"""

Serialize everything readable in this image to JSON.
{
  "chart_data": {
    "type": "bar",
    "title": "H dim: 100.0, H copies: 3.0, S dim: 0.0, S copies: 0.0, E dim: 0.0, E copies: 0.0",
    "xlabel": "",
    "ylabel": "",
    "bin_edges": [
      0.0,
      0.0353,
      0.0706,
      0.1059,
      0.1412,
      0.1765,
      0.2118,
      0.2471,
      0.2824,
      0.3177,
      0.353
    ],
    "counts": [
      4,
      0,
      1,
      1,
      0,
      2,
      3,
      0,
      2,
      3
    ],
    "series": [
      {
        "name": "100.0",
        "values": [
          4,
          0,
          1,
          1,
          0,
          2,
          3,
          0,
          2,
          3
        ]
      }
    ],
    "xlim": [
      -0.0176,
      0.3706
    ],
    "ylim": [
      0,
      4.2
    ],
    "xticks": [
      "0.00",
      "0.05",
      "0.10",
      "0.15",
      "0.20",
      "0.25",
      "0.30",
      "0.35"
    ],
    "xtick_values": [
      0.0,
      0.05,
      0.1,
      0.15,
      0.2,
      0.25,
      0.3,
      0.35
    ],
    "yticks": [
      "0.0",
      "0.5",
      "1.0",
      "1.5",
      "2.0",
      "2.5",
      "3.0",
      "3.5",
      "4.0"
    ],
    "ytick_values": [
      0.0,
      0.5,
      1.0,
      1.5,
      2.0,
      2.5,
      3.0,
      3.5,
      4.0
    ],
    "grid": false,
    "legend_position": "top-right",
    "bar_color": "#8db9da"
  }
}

"""

## WHAT TO WORK ON
Exactly reproduce all of the entries above.

## FINISHED TASK
Serialize everything readable in this image to JSON.
{
  "chart_data": {
    "type": "bar",
    "title": "H dim: 100.0, H copies: 3.0, S dim: 0.0, S copies: 0.0, E dim: 0.0, E copies: 0.0",
    "xlabel": "",
    "ylabel": "",
    "bin_edges": [
      0.0,
      0.0353,
      0.0706,
      0.1059,
      0.1412,
      0.1765,
      0.2118,
      0.2471,
      0.2824,
      0.3177,
      0.353
    ],
    "counts": [
      4,
      0,
      1,
      1,
      0,
      2,
      3,
      0,
      2,
      3
    ],
    "series": [
      {
        "name": "100.0",
        "values": [
          4,
          0,
          1,
          1,
          0,
          2,
          3,
          0,
          2,
          3
        ]
      }
    ],
    "xlim": [
      -0.0176,
      0.3706
    ],
    "ylim": [
      0,
      4.2
    ],
    "xticks": [
      "0.00",
      "0.05",
      "0.10",
      "0.15",
      "0.20",
      "0.25",
      "0.30",
      "0.35"
    ],
    "xtick_values": [
      0.0,
      0.05,
      0.1,
      0.15,
      0.2,
      0.25,
      0.3,
      0.35
    ],
    "yticks": [
      "0.0",
      "0.5",
      "1.0",
      "1.5",
      "2.0",
      "2.5",
      "3.0",
      "3.5",
      "4.0"
    ],
    "ytick_values": [
      0.0,
      0.5,
      1.0,
      1.5,
      2.0,
      2.5,
      3.0,
      3.5,
      4.0
    ],
    "grid": false,
    "legend_position": "top-right",
    "bar_color": "#8db9da"
  }
}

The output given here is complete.